- Prompt -
Transcribe all of the material below word for word and leave out its pictures.
====== Data supplied
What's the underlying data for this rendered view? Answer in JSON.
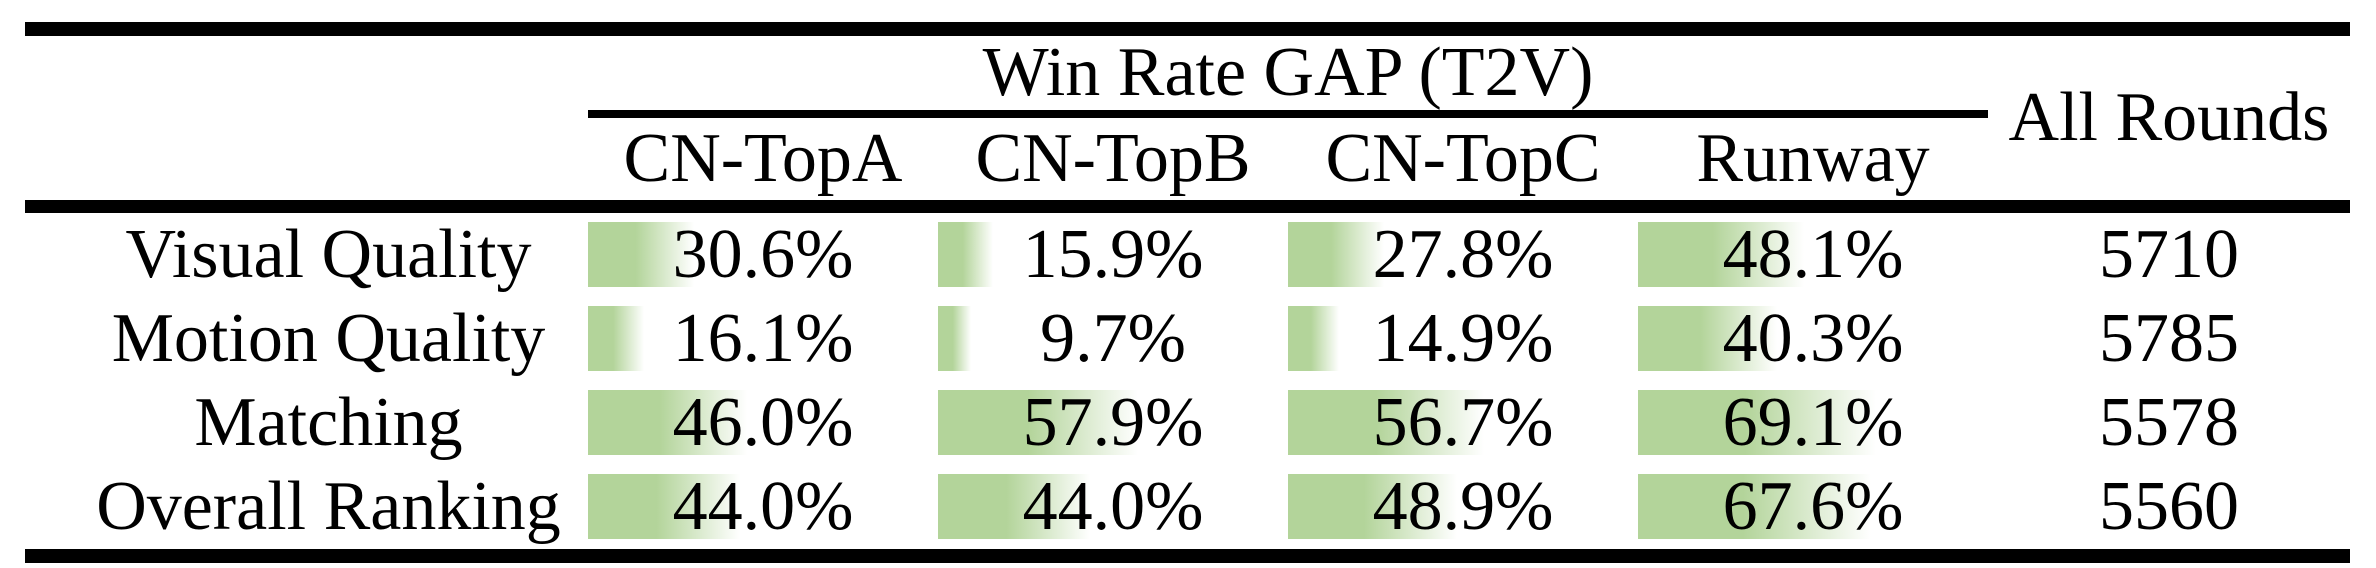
{
  "table": {
    "group_header": "Win Rate GAP (T2V)",
    "all_rounds_header": "All Rounds",
    "columns": [
      "CN-TopA",
      "CN-TopB",
      "CN-TopC",
      "Runway"
    ],
    "rows": [
      {
        "label": "Visual Quality",
        "values": [
          "30.6%",
          "15.9%",
          "27.8%",
          "48.1%"
        ],
        "all_rounds": "5710"
      },
      {
        "label": "Motion Quality",
        "values": [
          "16.1%",
          "9.7%",
          "14.9%",
          "40.3%"
        ],
        "all_rounds": "5785"
      },
      {
        "label": "Matching",
        "values": [
          "46.0%",
          "57.9%",
          "56.7%",
          "69.1%"
        ],
        "all_rounds": "5578"
      },
      {
        "label": "Overall Ranking",
        "values": [
          "44.0%",
          "44.0%",
          "48.9%",
          "67.6%"
        ],
        "all_rounds": "5560"
      }
    ],
    "colors": {
      "bar_green": "#b3d49a",
      "bar_fade": "#ffffff",
      "rule": "#000000"
    },
    "bar_scale_note": "bar width proportional to percentage; 100% = full column width"
  },
  "chart_data": {
    "type": "table",
    "title": "Win Rate GAP (T2V)",
    "columns": [
      "CN-TopA",
      "CN-TopB",
      "CN-TopC",
      "Runway",
      "All Rounds"
    ],
    "categories": [
      "Visual Quality",
      "Motion Quality",
      "Matching",
      "Overall Ranking"
    ],
    "series": [
      {
        "name": "CN-TopA",
        "values": [
          30.6,
          16.1,
          46.0,
          44.0
        ]
      },
      {
        "name": "CN-TopB",
        "values": [
          15.9,
          9.7,
          57.9,
          44.0
        ]
      },
      {
        "name": "CN-TopC",
        "values": [
          27.8,
          14.9,
          56.7,
          48.9
        ]
      },
      {
        "name": "Runway",
        "values": [
          48.1,
          40.3,
          69.1,
          67.6
        ]
      }
    ],
    "all_rounds": [
      5710,
      5785,
      5578,
      5560
    ],
    "unit": "%",
    "value_range": [
      0,
      100
    ],
    "layout": "in-cell green gradient data bars, left-anchored, behind centered value text"
  }
}
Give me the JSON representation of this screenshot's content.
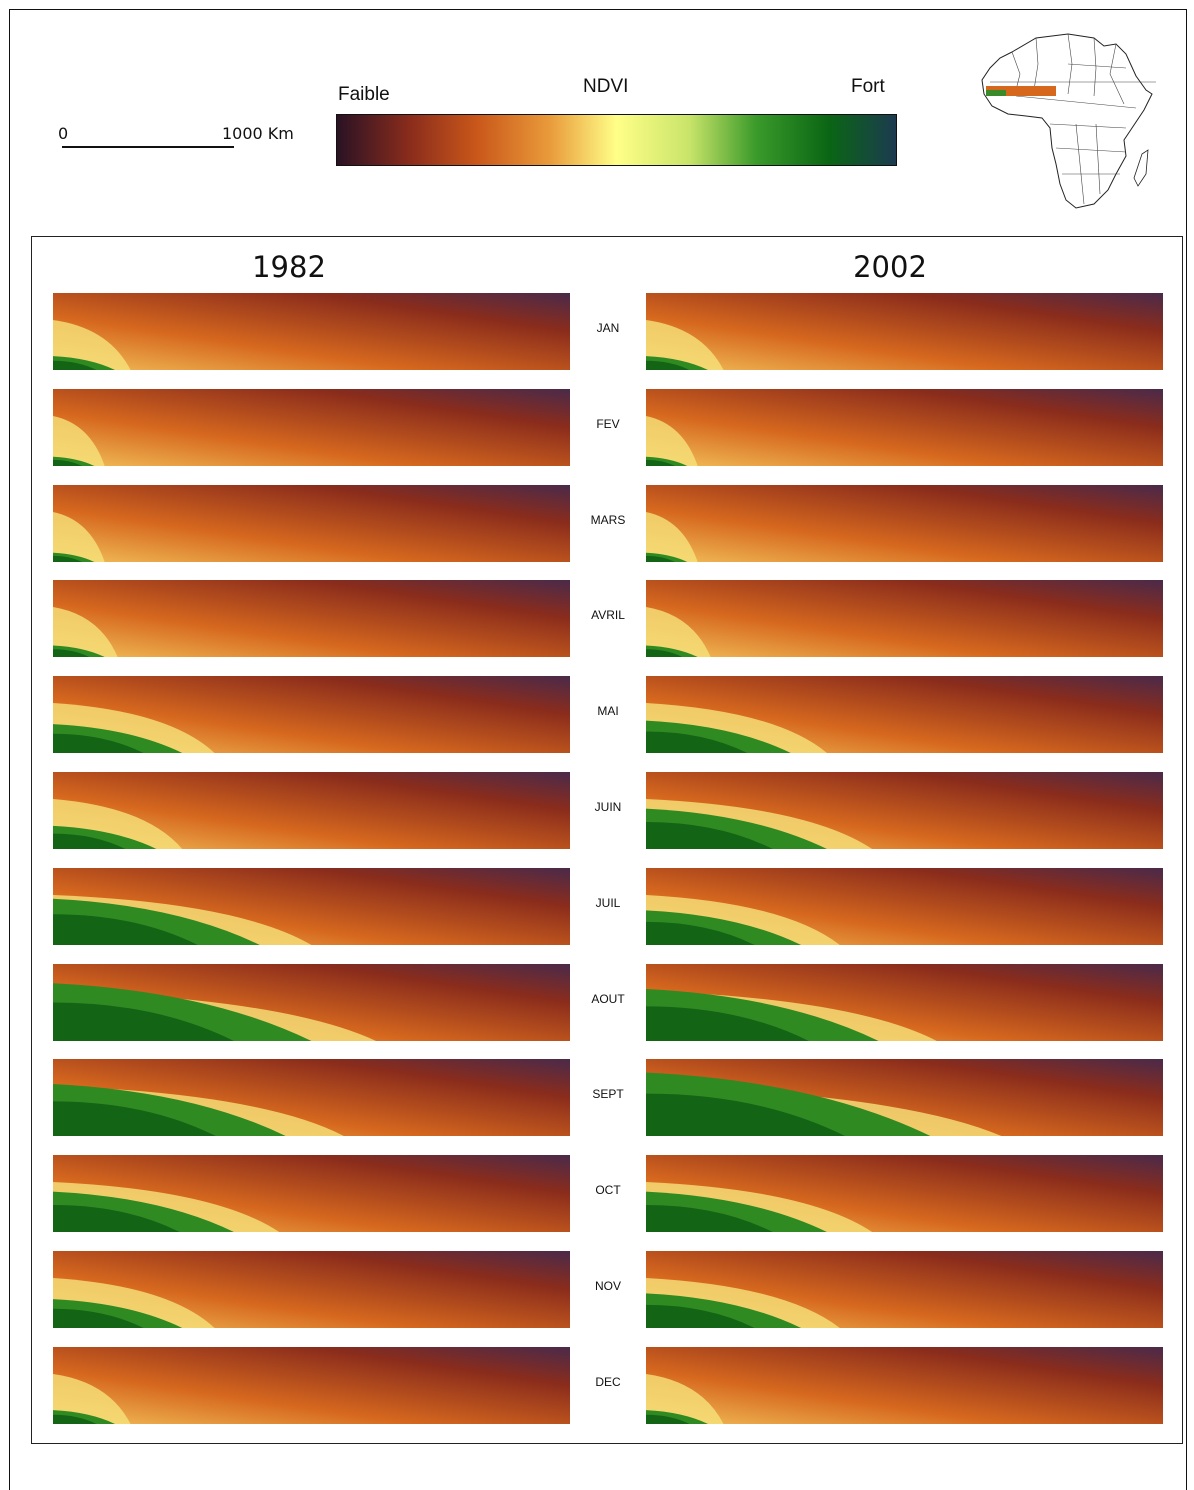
{
  "scale_bar": {
    "start_label": "0",
    "end_label": "1000 Km"
  },
  "legend": {
    "title": "NDVI",
    "low_label": "Faible",
    "high_label": "Fort",
    "ramp_colors": [
      "#2a1224",
      "#8a2c1c",
      "#c9571a",
      "#e99a3a",
      "#ffff88",
      "#c9e46a",
      "#3a9a2a",
      "#0a6614",
      "#1c3a50"
    ]
  },
  "inset_map": {
    "subject": "Africa",
    "highlight_colors": [
      "#c9571a",
      "#e8c040",
      "#3a8a2a"
    ]
  },
  "years": [
    "1982",
    "2002"
  ],
  "months": [
    "JAN",
    "FEV",
    "MARS",
    "AVRIL",
    "MAI",
    "JUIN",
    "JUIL",
    "AOUT",
    "SEPT",
    "OCT",
    "NOV",
    "DEC"
  ],
  "green_extent": [
    0.12,
    0.08,
    0.08,
    0.1,
    0.25,
    0.2,
    0.4,
    0.5,
    0.45,
    0.35,
    0.25,
    0.12
  ],
  "green_extent_2002": [
    0.12,
    0.08,
    0.08,
    0.1,
    0.28,
    0.35,
    0.3,
    0.45,
    0.55,
    0.35,
    0.3,
    0.12
  ],
  "colors": {
    "low": "#8a2c1c",
    "mid": "#d6681e",
    "dry": "#f2c05a",
    "green": "#2f8a22",
    "dark_green": "#0d5a12",
    "purple": "#4a2a4a"
  }
}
============
- Solution for this problem -
What's the underlying data for this rendered view? Answer in JSON.
{
  "table": {
    "group_header": "Win Rate GAP (T2V)",
    "all_rounds_header": "All Rounds",
    "columns": [
      "CN-TopA",
      "CN-TopB",
      "CN-TopC",
      "Runway"
    ],
    "rows": [
      {
        "label": "Visual Quality",
        "values": [
          "30.6%",
          "15.9%",
          "27.8%",
          "48.1%"
        ],
        "all_rounds": "5710"
      },
      {
        "label": "Motion Quality",
        "values": [
          "16.1%",
          "9.7%",
          "14.9%",
          "40.3%"
        ],
        "all_rounds": "5785"
      },
      {
        "label": "Matching",
        "values": [
          "46.0%",
          "57.9%",
          "56.7%",
          "69.1%"
        ],
        "all_rounds": "5578"
      },
      {
        "label": "Overall Ranking",
        "values": [
          "44.0%",
          "44.0%",
          "48.9%",
          "67.6%"
        ],
        "all_rounds": "5560"
      }
    ],
    "colors": {
      "bar_green": "#b3d49a",
      "bar_fade": "#ffffff",
      "rule": "#000000"
    },
    "bar_scale_note": "bar width proportional to percentage; 100% = full column width"
  },
  "chart_data": {
    "type": "table",
    "title": "Win Rate GAP (T2V)",
    "columns": [
      "CN-TopA",
      "CN-TopB",
      "CN-TopC",
      "Runway",
      "All Rounds"
    ],
    "categories": [
      "Visual Quality",
      "Motion Quality",
      "Matching",
      "Overall Ranking"
    ],
    "series": [
      {
        "name": "CN-TopA",
        "values": [
          30.6,
          16.1,
          46.0,
          44.0
        ]
      },
      {
        "name": "CN-TopB",
        "values": [
          15.9,
          9.7,
          57.9,
          44.0
        ]
      },
      {
        "name": "CN-TopC",
        "values": [
          27.8,
          14.9,
          56.7,
          48.9
        ]
      },
      {
        "name": "Runway",
        "values": [
          48.1,
          40.3,
          69.1,
          67.6
        ]
      }
    ],
    "all_rounds": [
      5710,
      5785,
      5578,
      5560
    ],
    "unit": "%",
    "value_range": [
      0,
      100
    ],
    "layout": "in-cell green gradient data bars, left-anchored, behind centered value text"
  }
}
Give me the JSON representation of this screenshot's content.
{
  "scale_bar": {
    "start_label": "0",
    "end_label": "1000 Km"
  },
  "legend": {
    "title": "NDVI",
    "low_label": "Faible",
    "high_label": "Fort",
    "ramp_colors": [
      "#2a1224",
      "#8a2c1c",
      "#c9571a",
      "#e99a3a",
      "#ffff88",
      "#c9e46a",
      "#3a9a2a",
      "#0a6614",
      "#1c3a50"
    ]
  },
  "inset_map": {
    "subject": "Africa",
    "highlight_colors": [
      "#c9571a",
      "#e8c040",
      "#3a8a2a"
    ]
  },
  "years": [
    "1982",
    "2002"
  ],
  "months": [
    "JAN",
    "FEV",
    "MARS",
    "AVRIL",
    "MAI",
    "JUIN",
    "JUIL",
    "AOUT",
    "SEPT",
    "OCT",
    "NOV",
    "DEC"
  ],
  "green_extent": [
    0.12,
    0.08,
    0.08,
    0.1,
    0.25,
    0.2,
    0.4,
    0.5,
    0.45,
    0.35,
    0.25,
    0.12
  ],
  "green_extent_2002": [
    0.12,
    0.08,
    0.08,
    0.1,
    0.28,
    0.35,
    0.3,
    0.45,
    0.55,
    0.35,
    0.3,
    0.12
  ],
  "colors": {
    "low": "#8a2c1c",
    "mid": "#d6681e",
    "dry": "#f2c05a",
    "green": "#2f8a22",
    "dark_green": "#0d5a12",
    "purple": "#4a2a4a"
  }
}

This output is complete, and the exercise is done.